## Task instructions
Print the crown lands text below word for word, beginning at the words "The lands were held" and stopping after "Hawaiian Crown Lands.".

Prior to the overthrow of the Hawaiian monarchy, the Hawaiian monarchs had access to 1.8 million acres (7,300 km^{2}), the private lands of Kamehameha III which he set aside for the dignity of the royal office for the ruler of the Hawaiian monarchy on 8 March 1848 during the Great Mahele. Kamehameha III and his successors made these lands their private property, selling, leasing or mortgaging at their enjoyment. At the death of Kamehameha IV, it was decided by the Kingdom's Supreme Court that under the above-mentioned instrument executed by Kamehameha III, reserving the Crown Lands, and under the confirmatory act of 7 June 1848, "the inheritance is limited to the successors to the throne", "the wearers of the crown which the conqueror had won," and that at the same time "each successive possessor may regulate and dispose of the same according to his will and pleasure as private property, in like manner as was done by Kamehameha III." Afterwards an act was passed 3 January 1865, "relieve the Royal Domain from encumbrances and to render the same inalienable." This act provided for the redemption of the mortgages on the estate, and enacted that the remaining lands are to be "henceforth inalienable and shall descend to the heirs and successors of the Hawaiian Crown forever," and that "it shall not be lawful hereafter to lease said lands for any terms of years to exceed thirty." The Board of Commissioners of Crown Lands shall consist of three persons to be appointed by His Majesty the King, two of whom shall be appointed from among the members of His Cabinet Council, and serve without remuneration, and the other shall act as Land Agent, and shall be paid out of the revenues of the said lands, such sum as may be agreed to by the King."

The lands were held by Queen Lili'uokalani before 17 January 1893. On this date, the monarchy was overthrown. The crown lands were taken in charge by the provisional and republican governments. When the Republic of Hawaii joined the United States in 1898, the territorial government took ownership. In 1910, Liliuokalani, the former Queen, unsuccessfully attempted to sue the United States for the loss of the Hawaiian Crown Lands.

In March 2009, the U.S. Supreme Court issued a unanimous opinion in Hawaii v. Office of Hawaiian Affairs, reversing the Hawaii Supreme Court's holding that the federally enacted Apology Resolution of 1993 bars the State of Hawaii from selling to third parties any land held in public trust until the claims of Native Hawaiians to the lands have been resolved. The Court first held that it had jurisdiction to review the Hawaii Supreme Court's opinion because it rested on the Apology Resolution. It then found the Hawaii Supreme Court's interpretation of the Apology Resolution to be erroneous, and held that federal law does not bar the State from selling land held in public trust. Accordingly, it remanded the case to the Hawaii Supreme Court to determine if Hawaiian law alone supports the same outcome.

==Hong Kong==
All "Crown leases" in the former British crown colony became "government leases" on 1 July 1997 upon the change of status of the territory.

==Poland and Lithuania==

===Legal condition===
In Polish–Lithuanian Commonwealth crown lands were known as królewszczyzny which translates to regality or royal land.

In the Kingdom of Poland under the rules of Piast then Jagiellonian dynasties the institution of crown lands was similar to those in Great Britain or Austria-Hungary: the lands were the property of the monarch or dynasty. Beginning in 15th century the properties were often leased, gifted or hocked to the members of the nobility. Those nobles who had received the privilege of administering the crown lands (and thus keeping most of its profits) had the title of Starosta. Once given a crown land, one had the right to keep it "for life". Families of Starostas often wanted to unlawfully keep the royal properties, and that led to common abuses of law.

## Information provided
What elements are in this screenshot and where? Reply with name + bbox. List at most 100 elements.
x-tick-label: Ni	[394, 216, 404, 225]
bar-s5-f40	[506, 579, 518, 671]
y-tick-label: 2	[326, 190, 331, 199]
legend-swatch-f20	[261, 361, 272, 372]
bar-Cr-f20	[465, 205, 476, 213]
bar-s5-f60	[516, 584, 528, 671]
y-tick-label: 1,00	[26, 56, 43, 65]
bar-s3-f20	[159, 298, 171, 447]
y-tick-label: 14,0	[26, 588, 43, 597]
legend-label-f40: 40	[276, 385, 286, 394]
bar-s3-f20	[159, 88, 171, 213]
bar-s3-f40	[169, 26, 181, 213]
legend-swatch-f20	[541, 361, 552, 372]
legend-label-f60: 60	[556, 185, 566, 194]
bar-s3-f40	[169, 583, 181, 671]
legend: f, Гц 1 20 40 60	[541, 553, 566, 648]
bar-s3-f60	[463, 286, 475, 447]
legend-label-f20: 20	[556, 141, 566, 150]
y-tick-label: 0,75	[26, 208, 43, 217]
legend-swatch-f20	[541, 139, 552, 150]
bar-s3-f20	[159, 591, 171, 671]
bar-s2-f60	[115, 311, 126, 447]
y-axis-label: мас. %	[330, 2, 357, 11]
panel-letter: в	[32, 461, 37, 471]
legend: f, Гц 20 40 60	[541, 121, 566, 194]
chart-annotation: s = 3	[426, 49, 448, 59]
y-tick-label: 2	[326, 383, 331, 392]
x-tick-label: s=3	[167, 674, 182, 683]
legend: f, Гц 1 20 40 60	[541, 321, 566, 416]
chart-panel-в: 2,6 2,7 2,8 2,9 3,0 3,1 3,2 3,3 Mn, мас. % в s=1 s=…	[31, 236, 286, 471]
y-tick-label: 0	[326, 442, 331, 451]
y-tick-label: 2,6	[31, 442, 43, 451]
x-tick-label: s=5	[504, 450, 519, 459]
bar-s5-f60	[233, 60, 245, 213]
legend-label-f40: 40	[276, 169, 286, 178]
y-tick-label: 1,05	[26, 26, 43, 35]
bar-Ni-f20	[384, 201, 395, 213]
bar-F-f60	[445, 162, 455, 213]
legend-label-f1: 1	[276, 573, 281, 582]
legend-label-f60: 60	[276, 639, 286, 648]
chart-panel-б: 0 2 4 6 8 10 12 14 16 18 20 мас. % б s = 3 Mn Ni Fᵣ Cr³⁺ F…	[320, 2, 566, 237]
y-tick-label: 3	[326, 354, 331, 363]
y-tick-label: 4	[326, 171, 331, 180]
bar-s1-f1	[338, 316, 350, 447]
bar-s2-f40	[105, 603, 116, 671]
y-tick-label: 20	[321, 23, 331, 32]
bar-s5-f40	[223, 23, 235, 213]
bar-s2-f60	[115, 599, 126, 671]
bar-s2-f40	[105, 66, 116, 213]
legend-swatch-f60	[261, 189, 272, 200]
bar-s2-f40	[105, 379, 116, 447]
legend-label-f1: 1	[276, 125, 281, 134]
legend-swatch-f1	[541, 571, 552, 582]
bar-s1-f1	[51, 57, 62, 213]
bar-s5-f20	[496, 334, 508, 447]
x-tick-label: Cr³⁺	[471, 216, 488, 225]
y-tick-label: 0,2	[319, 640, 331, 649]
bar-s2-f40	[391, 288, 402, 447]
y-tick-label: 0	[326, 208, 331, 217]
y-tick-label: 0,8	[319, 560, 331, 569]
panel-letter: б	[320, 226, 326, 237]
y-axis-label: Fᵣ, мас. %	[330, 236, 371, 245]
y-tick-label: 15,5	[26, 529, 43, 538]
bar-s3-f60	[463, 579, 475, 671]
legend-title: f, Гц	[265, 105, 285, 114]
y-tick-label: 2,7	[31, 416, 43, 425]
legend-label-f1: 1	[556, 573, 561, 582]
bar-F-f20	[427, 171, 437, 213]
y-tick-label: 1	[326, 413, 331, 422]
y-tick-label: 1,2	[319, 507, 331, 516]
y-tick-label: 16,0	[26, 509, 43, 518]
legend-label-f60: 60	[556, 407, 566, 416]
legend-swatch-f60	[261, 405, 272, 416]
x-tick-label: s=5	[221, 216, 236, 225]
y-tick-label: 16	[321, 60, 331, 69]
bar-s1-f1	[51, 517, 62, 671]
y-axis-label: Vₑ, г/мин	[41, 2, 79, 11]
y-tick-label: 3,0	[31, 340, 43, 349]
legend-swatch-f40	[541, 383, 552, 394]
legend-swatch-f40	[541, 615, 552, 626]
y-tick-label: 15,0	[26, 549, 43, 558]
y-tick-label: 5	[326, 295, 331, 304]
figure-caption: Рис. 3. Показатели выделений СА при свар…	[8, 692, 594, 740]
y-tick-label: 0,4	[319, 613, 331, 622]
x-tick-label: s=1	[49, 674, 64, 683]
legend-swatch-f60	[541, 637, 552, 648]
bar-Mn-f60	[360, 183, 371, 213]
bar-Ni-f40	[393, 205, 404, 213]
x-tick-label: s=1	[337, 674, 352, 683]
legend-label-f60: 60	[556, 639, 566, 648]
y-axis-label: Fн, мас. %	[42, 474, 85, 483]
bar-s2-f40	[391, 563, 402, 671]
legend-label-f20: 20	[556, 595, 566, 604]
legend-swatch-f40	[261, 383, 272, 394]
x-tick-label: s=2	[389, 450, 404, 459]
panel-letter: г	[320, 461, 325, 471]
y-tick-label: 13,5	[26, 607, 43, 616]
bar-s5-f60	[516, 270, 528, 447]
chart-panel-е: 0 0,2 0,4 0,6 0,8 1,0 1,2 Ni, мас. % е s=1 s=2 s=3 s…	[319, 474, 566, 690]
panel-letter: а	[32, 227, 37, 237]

## Complete response
The lands were held by Queen Lili'uokalani before 17 January 1893. On this date, the monarchy was overthrown. The crown lands were taken in charge by the provisional and republican governments. When the Republic of Hawaii joined the United States in 1898, the territorial government took ownership. In 1910, Liliuokalani, the former Queen, unsuccessfully attempted to sue the United States for the loss of the Hawaiian Crown Lands.